(WHAT YOU HAVE TO DO) Copy out every record below exactly as written, but leave out any pictures.

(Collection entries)
■ ■ ■ ■ ■ ■ ■

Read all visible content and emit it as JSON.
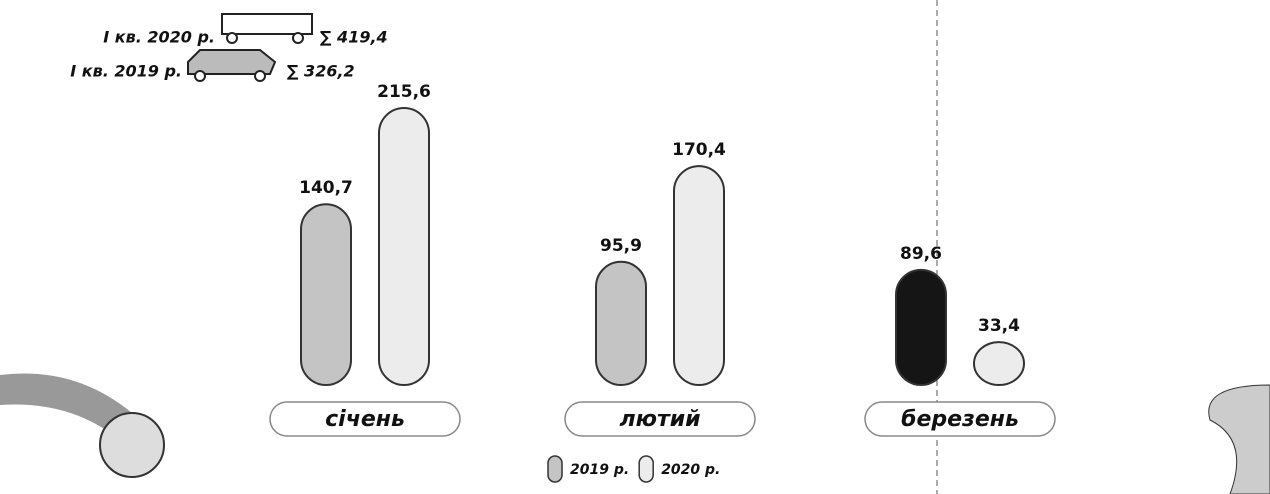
{
  "chart_data": {
    "type": "bar",
    "categories": [
      "січень",
      "лютий",
      "березень"
    ],
    "series": [
      {
        "name": "2019 р.",
        "color": "#c4c4c4",
        "colors": [
          "#c4c4c4",
          "#c4c4c4",
          "#151515"
        ],
        "values": [
          140.7,
          95.9,
          89.6
        ],
        "value_labels": [
          "140,7",
          "95,9",
          "89,6"
        ]
      },
      {
        "name": "2020 р.",
        "color": "#ececec",
        "values": [
          215.6,
          170.4,
          33.4
        ],
        "value_labels": [
          "215,6",
          "170,4",
          "33,4"
        ]
      }
    ],
    "totals": [
      {
        "period": "І кв. 2020 р.",
        "total": "∑ 419,4"
      },
      {
        "period": "І кв. 2019 р.",
        "total": "∑ 326,2"
      }
    ]
  }
}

■ ■ ■ ■ ■ ■ ■

(RESULT BELOW)
Read all visible content and emit it as JSON.
{
  "chart_data": {
    "type": "bar",
    "categories": [
      "січень",
      "лютий",
      "березень"
    ],
    "series": [
      {
        "name": "2019 р.",
        "color": "#c4c4c4",
        "colors": [
          "#c4c4c4",
          "#c4c4c4",
          "#151515"
        ],
        "values": [
          140.7,
          95.9,
          89.6
        ],
        "value_labels": [
          "140,7",
          "95,9",
          "89,6"
        ]
      },
      {
        "name": "2020 р.",
        "color": "#ececec",
        "values": [
          215.6,
          170.4,
          33.4
        ],
        "value_labels": [
          "215,6",
          "170,4",
          "33,4"
        ]
      }
    ],
    "totals": [
      {
        "period": "І кв. 2020 р.",
        "total": "∑ 419,4"
      },
      {
        "period": "І кв. 2019 р.",
        "total": "∑ 326,2"
      }
    ]
  }
}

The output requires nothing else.